#### What you should do:
Filter the data for lines with the word "JSON", then copy every line so identified.

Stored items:
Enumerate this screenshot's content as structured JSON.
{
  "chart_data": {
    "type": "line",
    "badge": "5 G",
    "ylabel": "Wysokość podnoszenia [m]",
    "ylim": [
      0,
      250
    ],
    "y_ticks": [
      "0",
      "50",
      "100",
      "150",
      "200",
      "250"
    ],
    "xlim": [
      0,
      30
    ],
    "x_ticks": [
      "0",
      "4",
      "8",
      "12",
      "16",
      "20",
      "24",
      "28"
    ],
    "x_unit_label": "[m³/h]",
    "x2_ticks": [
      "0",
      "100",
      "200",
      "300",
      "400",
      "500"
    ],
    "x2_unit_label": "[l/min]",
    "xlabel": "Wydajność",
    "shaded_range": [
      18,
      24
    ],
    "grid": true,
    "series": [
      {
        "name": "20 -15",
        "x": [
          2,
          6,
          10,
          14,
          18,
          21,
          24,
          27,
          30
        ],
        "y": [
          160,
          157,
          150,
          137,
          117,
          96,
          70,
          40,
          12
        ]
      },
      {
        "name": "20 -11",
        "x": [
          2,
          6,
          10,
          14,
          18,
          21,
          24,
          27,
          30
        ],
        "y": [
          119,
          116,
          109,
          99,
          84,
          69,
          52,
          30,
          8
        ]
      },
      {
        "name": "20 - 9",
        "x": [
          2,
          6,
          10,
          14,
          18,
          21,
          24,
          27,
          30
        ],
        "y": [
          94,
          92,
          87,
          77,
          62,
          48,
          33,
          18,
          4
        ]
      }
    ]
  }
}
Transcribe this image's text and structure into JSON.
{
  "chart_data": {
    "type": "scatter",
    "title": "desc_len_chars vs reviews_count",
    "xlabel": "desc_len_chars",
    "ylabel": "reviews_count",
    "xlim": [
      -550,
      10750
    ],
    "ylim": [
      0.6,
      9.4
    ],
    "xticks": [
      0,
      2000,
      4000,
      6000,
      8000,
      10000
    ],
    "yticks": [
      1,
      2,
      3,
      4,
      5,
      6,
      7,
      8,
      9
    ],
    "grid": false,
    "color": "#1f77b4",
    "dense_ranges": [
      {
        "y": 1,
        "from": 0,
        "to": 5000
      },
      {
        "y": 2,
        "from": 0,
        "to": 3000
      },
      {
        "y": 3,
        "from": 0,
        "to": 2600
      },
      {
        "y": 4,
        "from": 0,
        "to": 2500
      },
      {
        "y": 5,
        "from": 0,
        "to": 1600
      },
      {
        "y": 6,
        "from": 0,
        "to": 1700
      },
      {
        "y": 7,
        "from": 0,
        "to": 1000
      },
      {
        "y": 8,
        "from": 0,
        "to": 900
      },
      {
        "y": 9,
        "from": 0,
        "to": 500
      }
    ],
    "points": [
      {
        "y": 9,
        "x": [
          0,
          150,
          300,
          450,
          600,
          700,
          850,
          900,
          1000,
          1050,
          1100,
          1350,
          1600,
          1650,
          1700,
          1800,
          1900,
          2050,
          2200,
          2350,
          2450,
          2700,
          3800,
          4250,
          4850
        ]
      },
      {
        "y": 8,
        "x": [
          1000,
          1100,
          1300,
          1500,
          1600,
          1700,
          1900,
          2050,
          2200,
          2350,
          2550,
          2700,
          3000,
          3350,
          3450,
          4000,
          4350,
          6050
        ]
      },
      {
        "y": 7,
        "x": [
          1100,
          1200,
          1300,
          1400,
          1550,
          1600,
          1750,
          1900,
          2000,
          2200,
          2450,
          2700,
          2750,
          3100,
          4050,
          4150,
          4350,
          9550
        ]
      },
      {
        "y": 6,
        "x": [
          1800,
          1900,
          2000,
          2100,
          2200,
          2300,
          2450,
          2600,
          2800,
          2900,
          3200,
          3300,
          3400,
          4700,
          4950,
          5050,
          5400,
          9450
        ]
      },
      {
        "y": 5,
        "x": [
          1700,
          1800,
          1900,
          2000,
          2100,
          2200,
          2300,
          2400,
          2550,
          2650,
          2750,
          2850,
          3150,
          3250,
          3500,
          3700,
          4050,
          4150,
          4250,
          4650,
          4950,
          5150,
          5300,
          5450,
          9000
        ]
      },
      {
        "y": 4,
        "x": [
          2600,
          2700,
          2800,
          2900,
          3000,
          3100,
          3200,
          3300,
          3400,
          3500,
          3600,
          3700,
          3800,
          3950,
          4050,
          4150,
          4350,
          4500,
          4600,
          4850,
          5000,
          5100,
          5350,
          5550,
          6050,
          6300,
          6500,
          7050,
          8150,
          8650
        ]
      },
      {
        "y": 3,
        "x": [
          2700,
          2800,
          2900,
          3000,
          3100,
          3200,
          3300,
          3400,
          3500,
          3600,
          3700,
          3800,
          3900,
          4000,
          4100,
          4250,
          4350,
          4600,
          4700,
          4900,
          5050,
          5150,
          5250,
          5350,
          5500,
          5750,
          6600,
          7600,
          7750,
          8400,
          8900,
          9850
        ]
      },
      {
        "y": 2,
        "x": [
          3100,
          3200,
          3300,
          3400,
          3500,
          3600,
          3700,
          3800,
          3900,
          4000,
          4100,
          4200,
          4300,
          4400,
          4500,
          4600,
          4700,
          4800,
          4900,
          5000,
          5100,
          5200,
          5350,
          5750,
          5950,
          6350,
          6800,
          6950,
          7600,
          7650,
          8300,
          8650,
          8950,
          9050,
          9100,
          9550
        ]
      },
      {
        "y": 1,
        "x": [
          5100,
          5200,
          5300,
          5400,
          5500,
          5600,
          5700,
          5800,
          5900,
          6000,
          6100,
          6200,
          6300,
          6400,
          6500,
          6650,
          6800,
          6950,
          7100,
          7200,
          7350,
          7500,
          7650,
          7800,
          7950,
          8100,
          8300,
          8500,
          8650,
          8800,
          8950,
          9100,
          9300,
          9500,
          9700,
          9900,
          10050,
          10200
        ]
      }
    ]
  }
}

#### Output below:
Enumerate this screenshot's content as structured JSON.
Transcribe this image's text and structure into JSON.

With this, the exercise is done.